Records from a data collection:
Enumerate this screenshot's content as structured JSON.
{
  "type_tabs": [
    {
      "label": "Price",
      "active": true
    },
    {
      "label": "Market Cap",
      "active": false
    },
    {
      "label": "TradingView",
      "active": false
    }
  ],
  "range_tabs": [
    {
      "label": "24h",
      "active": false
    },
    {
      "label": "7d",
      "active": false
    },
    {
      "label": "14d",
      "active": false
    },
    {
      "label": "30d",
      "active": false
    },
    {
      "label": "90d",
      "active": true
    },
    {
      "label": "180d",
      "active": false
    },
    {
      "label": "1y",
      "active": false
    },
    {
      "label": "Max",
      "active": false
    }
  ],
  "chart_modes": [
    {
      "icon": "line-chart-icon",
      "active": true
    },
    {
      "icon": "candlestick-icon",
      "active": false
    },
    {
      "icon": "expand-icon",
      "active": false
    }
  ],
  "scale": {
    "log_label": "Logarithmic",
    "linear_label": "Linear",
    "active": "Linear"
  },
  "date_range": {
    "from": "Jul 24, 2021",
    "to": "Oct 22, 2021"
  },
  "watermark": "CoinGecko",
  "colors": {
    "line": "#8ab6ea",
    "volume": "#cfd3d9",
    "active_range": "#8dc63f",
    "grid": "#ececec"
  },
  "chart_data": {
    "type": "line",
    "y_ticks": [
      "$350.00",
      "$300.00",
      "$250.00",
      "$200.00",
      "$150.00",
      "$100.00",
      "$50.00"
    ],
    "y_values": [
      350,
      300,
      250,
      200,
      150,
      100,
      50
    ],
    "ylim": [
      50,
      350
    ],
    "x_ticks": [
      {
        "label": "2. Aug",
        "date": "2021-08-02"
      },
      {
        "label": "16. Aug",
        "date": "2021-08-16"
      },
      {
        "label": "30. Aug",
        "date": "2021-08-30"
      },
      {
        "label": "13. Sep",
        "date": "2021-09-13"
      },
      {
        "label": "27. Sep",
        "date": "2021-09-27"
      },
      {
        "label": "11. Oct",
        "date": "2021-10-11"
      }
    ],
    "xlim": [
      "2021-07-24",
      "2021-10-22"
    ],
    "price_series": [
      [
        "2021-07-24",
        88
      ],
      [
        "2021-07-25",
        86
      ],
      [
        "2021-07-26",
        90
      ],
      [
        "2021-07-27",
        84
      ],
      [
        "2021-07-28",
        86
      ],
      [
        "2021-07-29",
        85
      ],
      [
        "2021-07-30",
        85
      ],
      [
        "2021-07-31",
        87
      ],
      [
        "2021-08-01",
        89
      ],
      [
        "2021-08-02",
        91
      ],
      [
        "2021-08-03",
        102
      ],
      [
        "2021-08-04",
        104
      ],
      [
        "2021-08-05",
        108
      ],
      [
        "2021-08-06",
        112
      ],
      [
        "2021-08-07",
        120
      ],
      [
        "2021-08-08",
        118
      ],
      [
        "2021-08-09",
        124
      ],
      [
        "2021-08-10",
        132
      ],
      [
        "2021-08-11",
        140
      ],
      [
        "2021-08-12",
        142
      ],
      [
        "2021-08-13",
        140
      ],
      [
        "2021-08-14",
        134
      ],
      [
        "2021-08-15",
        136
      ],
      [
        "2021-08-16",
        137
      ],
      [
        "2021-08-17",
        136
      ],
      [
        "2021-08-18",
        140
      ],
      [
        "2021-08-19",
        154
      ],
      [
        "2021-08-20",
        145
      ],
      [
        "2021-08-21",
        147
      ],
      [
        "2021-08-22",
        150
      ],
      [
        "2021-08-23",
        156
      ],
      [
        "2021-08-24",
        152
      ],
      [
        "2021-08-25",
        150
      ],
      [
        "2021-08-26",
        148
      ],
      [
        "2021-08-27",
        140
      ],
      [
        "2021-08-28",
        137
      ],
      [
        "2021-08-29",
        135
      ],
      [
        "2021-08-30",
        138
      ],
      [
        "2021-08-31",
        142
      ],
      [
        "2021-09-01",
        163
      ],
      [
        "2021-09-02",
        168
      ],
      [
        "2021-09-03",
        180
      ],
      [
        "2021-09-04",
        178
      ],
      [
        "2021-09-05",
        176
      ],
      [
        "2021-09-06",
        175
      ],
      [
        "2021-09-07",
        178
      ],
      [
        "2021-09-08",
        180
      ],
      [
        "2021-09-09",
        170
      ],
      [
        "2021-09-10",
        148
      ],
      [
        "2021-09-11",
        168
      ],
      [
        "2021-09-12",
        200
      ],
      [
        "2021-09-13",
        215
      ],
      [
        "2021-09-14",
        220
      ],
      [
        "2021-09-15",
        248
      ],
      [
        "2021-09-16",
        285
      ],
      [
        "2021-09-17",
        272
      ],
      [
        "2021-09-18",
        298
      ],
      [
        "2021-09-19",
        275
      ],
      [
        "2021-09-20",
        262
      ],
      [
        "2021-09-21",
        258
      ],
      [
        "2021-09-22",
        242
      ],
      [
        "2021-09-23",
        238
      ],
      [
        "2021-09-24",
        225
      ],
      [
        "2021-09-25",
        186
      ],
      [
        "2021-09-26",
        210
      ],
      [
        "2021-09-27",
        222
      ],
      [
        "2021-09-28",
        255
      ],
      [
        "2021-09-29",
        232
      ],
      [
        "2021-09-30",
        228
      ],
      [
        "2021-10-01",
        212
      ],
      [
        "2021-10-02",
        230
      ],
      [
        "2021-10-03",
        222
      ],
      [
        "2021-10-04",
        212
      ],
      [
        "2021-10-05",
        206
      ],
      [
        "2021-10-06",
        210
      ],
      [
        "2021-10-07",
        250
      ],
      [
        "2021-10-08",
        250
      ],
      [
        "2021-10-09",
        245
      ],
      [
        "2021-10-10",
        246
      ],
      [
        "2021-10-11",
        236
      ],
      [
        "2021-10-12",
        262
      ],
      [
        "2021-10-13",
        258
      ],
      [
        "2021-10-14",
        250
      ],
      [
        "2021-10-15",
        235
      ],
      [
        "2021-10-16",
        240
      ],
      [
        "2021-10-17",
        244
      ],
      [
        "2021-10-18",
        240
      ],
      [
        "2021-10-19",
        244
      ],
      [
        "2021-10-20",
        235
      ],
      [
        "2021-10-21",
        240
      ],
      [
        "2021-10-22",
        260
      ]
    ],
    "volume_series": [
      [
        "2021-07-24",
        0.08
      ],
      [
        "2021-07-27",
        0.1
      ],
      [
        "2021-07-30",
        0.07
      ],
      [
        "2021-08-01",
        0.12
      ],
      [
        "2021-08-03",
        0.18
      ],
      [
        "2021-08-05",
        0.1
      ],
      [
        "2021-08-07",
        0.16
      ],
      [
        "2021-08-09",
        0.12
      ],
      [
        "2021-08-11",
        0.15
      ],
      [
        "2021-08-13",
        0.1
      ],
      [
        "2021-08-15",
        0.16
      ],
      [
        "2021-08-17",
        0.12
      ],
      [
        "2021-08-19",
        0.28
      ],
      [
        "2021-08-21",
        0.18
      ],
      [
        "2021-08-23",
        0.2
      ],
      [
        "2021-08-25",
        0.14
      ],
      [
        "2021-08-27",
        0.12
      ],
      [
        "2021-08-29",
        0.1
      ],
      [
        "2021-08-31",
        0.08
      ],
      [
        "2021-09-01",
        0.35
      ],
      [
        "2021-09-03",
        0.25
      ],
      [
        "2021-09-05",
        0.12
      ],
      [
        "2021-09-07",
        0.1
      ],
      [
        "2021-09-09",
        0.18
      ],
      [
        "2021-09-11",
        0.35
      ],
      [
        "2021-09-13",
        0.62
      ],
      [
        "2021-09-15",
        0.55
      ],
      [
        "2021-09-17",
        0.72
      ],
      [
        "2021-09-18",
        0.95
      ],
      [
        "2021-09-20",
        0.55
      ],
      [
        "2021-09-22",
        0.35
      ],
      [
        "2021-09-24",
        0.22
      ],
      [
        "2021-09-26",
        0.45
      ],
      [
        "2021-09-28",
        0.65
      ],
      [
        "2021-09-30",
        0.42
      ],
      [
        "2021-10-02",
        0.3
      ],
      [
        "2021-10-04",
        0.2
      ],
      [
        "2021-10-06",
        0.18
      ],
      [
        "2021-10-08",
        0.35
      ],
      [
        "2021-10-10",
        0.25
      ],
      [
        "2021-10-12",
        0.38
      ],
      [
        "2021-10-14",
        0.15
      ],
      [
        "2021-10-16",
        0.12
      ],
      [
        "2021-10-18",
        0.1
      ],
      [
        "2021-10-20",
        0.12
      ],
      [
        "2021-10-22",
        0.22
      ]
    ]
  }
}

**Goal of the exercise:** Copy every line of the records above that contains "icon".

**Full response:**
      "icon": "line-chart-icon",
      "icon": "candlestick-icon",
      "icon": "expand-icon",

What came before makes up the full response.